The trial court from the evidence found an equitable assignment. The evidence submitted to the trial court on that question in substance is:
Charles R. Parrish had been cited to appear before the court to show cause, if any he had, why he should not be punished for contempt for failure to perform or pay according to the terms of judgment and divorce decree. At that hearing before the Third district court, Salt Lake county, the parties appeared. One Pearl Miller, office manager of the Salt Lake City Branch office of the Investors Syndicate had been subpoenaed 5 as a witness and required to bring certain records and papers, among which was a check payable to Charles R. Parrish for the sum heretofore stated. Miss Miller was called as a witness in this action. She testified as to what took place when she was in court on the former action relating to the assignment claimed by the interpleaded defendant. She testified that she went to court with the records and files; that she had the check and a letter written to send out with the check to Dr. Parrish. The check and letter were marked as exhibits. They were surrendered to the court. After the proceedings were over, she had a conversation with Judge McConkie and also heard a conversation between Mrs. Parrish's attorney, Mr. Tanner, and Judge Whittaker, attorney for Charles R. Parrish, the defendant in that action, in which the witness also participated. That she heard Mr. Tanner ask that the check be impounded; that he wanted the check given to Mrs. Parrish as a partial payment on the $2,900 judgment. That she heard Judge Whittaker say: "You can have the check, we are not trying to avoid that debt, we want to pay it, you can have it." That subsequent to this conversation she asked Judge McConkie for the check and that he told her the "check would be paid to Mrs. Parrish, that it was for Mrs. Parrish." That he told her "to deliver it to Mr. Tanner in the presence of Mr. Whittaker." That no demand prior to the serving of the writ of garnishment had been made for the check by Dr. Parrish or any one acting in his behalf.

Raw data ->
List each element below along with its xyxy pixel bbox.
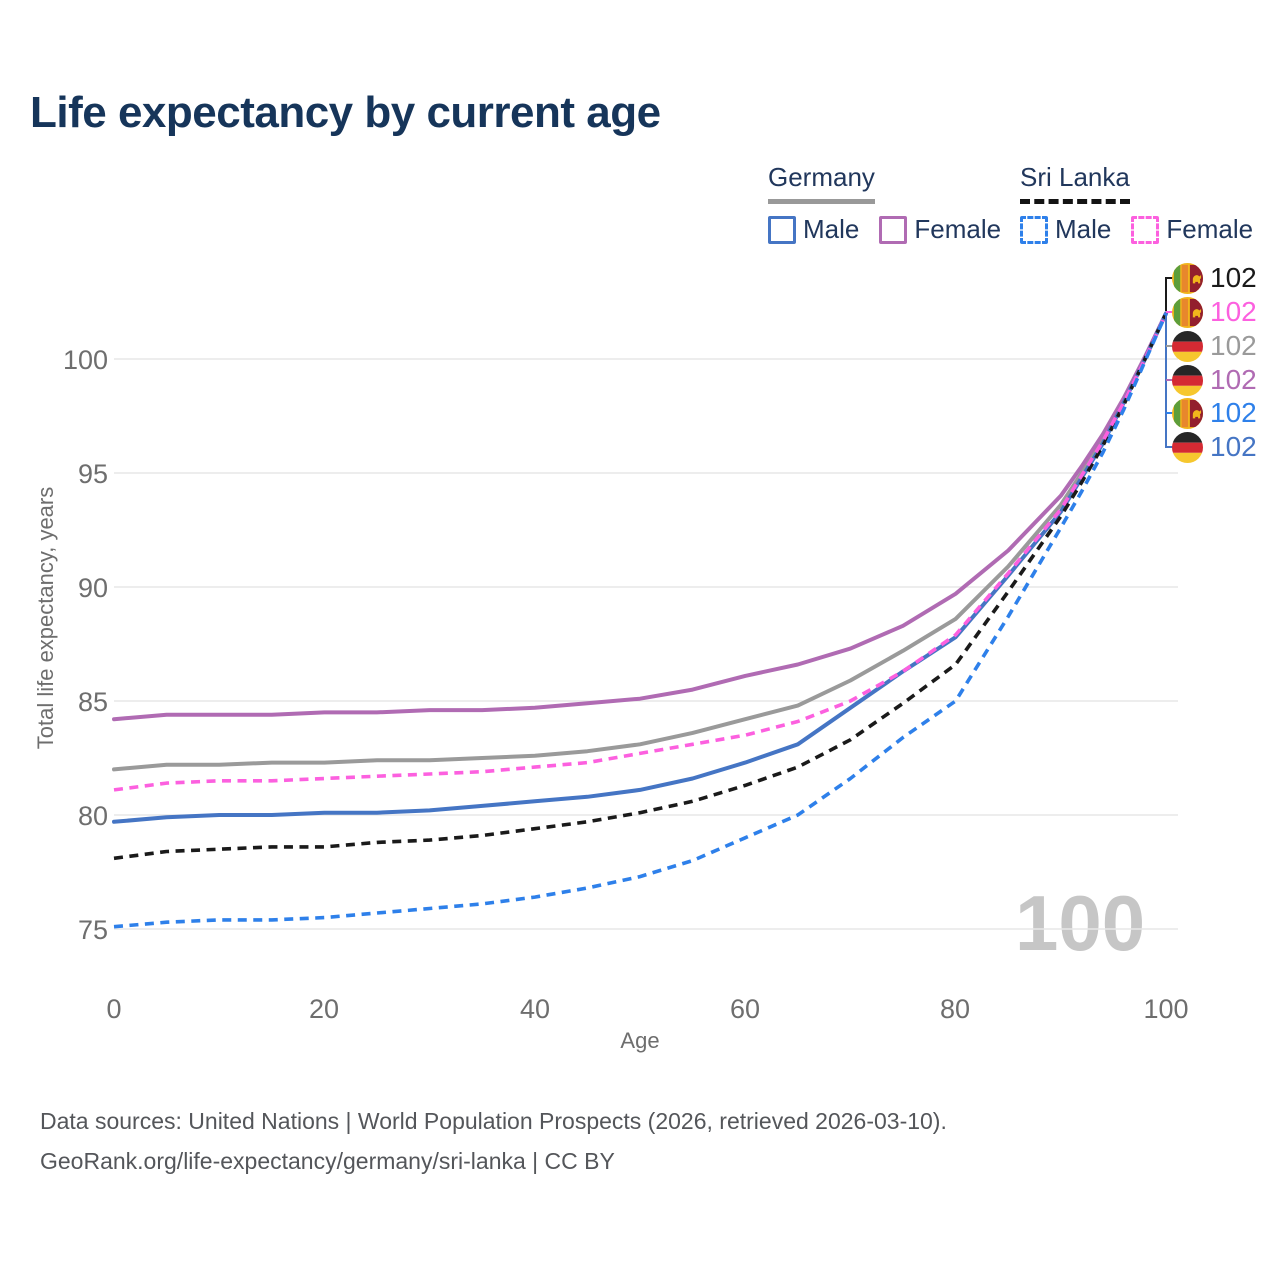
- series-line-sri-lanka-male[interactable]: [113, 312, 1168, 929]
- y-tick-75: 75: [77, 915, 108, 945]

To do -> In the court excerpt, what did Mr. Tanner ask to have done with the check?

Correct output -> He asked that the check be impounded and given to Mrs. Parrish as a partial payment on the $2,900 judgment.